[Requirements]
Wherever a line holds the string "发电子邮件的基本操作", copy that line.

==========

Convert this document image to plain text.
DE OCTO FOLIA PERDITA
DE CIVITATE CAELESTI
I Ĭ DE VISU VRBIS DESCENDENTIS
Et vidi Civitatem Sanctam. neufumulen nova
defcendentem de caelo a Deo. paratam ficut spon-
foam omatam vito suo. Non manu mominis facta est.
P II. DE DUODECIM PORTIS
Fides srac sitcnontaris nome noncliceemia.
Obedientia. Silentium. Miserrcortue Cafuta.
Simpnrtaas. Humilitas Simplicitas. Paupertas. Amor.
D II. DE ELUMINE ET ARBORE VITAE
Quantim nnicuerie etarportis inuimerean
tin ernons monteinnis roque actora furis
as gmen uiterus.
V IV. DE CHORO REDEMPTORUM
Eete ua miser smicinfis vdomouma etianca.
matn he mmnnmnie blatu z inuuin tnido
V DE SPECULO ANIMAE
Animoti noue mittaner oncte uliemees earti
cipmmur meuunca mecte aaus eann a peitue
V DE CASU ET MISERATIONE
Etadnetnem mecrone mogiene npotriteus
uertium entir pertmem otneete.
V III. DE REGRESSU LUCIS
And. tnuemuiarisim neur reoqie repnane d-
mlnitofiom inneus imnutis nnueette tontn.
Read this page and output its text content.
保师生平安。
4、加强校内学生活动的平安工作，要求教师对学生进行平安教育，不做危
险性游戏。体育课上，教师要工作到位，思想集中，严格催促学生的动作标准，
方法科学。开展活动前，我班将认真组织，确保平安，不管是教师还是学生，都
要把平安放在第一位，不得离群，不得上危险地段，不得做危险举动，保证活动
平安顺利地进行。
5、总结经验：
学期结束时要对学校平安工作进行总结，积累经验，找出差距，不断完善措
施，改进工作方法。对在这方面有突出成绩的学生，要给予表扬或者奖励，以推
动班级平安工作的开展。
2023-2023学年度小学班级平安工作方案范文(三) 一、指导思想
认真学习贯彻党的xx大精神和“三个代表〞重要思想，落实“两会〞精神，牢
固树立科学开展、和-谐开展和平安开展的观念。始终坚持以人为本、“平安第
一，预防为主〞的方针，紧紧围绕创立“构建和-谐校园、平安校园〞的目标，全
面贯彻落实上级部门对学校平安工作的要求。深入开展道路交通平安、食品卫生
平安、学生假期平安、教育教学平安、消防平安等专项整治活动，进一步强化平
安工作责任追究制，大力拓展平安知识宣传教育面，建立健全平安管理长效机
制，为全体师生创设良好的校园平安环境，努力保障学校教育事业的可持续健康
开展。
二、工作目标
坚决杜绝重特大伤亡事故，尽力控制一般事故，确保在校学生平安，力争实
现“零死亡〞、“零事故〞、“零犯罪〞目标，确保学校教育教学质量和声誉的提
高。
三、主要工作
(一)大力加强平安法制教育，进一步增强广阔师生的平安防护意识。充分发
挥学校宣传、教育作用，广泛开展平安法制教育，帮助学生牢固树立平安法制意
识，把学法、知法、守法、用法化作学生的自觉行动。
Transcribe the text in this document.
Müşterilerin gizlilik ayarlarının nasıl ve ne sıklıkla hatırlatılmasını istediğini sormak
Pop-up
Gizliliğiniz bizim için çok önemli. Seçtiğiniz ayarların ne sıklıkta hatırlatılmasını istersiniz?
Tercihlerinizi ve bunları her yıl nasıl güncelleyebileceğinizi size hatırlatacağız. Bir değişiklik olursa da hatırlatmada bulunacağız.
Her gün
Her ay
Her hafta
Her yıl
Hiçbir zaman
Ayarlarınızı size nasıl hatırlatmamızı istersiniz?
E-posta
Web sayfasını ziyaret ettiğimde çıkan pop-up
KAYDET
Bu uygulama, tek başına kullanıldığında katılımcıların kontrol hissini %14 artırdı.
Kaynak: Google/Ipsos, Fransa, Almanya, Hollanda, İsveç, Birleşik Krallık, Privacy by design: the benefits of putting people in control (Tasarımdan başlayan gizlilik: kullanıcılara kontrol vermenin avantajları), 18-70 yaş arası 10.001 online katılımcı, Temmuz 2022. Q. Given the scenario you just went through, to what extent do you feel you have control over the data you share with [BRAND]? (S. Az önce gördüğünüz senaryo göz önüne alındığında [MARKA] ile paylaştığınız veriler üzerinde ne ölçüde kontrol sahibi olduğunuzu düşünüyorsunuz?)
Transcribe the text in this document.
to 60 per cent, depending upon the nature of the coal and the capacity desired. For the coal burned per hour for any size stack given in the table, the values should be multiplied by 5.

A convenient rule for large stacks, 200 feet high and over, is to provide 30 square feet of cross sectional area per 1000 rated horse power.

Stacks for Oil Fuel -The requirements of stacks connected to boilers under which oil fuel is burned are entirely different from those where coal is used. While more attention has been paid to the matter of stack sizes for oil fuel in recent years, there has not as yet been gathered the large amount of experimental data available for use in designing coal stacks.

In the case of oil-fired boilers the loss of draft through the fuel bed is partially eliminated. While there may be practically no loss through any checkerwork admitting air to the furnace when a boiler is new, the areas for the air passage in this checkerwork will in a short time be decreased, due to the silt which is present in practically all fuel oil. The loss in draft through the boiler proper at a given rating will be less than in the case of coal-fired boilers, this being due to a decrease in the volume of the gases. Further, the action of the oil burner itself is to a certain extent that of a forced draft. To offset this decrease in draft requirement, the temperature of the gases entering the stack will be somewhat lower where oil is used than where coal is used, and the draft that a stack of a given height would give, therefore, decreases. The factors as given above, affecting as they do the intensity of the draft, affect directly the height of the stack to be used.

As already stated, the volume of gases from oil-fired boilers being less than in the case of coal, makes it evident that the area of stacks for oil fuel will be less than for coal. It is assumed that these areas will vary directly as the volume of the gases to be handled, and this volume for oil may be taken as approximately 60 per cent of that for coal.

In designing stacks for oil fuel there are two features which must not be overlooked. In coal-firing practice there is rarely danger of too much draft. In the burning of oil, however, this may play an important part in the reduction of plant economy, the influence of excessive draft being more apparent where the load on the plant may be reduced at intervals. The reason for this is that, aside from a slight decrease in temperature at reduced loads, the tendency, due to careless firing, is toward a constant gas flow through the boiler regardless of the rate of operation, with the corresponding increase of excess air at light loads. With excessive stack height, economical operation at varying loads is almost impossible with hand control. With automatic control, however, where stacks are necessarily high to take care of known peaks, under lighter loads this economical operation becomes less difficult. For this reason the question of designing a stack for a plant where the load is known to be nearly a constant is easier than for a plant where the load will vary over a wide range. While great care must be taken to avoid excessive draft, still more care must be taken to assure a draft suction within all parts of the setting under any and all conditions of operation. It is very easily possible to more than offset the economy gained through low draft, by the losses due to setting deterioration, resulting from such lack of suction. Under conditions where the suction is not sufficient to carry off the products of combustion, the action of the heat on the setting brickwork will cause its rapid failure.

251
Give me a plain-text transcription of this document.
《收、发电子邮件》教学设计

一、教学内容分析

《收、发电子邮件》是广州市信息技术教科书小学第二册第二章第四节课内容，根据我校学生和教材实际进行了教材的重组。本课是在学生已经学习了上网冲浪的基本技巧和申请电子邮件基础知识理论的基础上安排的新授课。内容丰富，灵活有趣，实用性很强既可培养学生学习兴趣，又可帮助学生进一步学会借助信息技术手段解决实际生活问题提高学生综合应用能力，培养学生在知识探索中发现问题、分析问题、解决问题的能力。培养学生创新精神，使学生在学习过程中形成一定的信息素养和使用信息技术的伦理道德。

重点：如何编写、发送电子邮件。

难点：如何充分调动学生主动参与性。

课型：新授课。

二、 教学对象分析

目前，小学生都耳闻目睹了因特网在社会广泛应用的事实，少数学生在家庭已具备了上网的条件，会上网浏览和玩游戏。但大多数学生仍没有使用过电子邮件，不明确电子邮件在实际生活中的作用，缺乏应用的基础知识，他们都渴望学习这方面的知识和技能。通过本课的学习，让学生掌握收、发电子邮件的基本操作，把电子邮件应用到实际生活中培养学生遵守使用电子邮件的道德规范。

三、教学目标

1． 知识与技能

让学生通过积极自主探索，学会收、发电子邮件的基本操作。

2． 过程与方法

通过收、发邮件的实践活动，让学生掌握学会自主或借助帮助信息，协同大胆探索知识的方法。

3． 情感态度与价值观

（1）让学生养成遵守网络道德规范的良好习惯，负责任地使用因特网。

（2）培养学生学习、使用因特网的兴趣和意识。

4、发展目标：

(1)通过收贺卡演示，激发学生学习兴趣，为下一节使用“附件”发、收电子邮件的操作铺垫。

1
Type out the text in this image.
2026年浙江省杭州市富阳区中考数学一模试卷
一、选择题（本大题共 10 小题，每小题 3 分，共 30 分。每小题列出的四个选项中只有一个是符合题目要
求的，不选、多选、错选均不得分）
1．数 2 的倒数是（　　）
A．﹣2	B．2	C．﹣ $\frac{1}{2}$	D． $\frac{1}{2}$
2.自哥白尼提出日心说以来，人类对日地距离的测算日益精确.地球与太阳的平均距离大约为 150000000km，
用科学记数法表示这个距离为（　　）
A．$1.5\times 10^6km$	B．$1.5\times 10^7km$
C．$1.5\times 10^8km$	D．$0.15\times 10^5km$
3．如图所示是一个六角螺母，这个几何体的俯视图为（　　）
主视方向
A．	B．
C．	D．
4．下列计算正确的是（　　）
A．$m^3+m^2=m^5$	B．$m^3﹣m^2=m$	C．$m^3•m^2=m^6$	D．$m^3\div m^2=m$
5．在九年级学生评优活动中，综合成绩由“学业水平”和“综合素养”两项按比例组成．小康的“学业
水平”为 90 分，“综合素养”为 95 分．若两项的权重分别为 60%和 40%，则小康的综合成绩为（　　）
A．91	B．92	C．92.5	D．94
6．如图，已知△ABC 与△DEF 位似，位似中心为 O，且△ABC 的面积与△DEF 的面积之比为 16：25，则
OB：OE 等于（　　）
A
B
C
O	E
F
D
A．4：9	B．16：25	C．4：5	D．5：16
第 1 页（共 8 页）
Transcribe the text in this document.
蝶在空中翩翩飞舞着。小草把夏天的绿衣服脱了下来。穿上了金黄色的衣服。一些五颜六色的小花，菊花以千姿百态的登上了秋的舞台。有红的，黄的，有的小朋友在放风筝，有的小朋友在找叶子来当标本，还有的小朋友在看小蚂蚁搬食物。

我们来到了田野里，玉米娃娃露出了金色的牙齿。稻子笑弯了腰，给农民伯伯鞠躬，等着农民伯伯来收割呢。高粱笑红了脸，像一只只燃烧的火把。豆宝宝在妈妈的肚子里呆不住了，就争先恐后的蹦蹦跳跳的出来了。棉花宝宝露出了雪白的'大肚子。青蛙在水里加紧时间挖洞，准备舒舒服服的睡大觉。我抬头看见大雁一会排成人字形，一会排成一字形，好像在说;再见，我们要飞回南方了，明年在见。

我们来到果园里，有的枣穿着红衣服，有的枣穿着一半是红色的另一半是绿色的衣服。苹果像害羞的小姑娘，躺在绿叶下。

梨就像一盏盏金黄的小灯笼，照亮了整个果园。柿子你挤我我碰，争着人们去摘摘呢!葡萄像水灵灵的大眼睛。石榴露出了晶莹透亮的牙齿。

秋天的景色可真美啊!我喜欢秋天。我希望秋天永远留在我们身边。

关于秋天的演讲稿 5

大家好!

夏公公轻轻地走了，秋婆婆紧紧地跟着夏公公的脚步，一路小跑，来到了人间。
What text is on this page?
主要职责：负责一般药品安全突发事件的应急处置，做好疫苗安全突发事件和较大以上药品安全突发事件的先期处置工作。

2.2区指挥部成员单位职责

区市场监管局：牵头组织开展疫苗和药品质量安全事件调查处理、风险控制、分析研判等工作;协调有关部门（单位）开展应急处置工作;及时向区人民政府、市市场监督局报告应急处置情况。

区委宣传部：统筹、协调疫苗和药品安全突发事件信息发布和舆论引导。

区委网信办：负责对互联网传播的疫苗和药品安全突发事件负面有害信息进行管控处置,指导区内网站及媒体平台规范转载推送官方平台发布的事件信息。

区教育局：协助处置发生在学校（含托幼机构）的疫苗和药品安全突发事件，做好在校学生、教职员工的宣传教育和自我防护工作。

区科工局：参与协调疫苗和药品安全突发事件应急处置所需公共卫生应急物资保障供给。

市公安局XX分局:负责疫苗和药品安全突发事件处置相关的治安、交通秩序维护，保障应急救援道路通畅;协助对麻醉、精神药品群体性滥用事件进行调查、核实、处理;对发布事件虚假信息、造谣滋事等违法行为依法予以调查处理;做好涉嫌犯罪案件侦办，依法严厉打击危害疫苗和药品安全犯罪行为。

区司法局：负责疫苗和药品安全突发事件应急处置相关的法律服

==========

[Task output]
目前，小学生都耳闻目睹了因特网在社会广泛应用的事实，少数学生在家庭已具备了上网的条件，会上网浏览和玩游戏。但大多数学生仍没有使用过电子邮件，不明确电子邮件在实际生活中的作用，缺乏应用的基础知识，他们都渴望学习这方面的知识和技能。通过本课的学习，让学生掌握收、发电子邮件的基本操作，把电子邮件应用到实际生活中培养学生遵守使用电子邮件的道德规范。
让学生通过积极自主探索，学会收、发电子邮件的基本操作。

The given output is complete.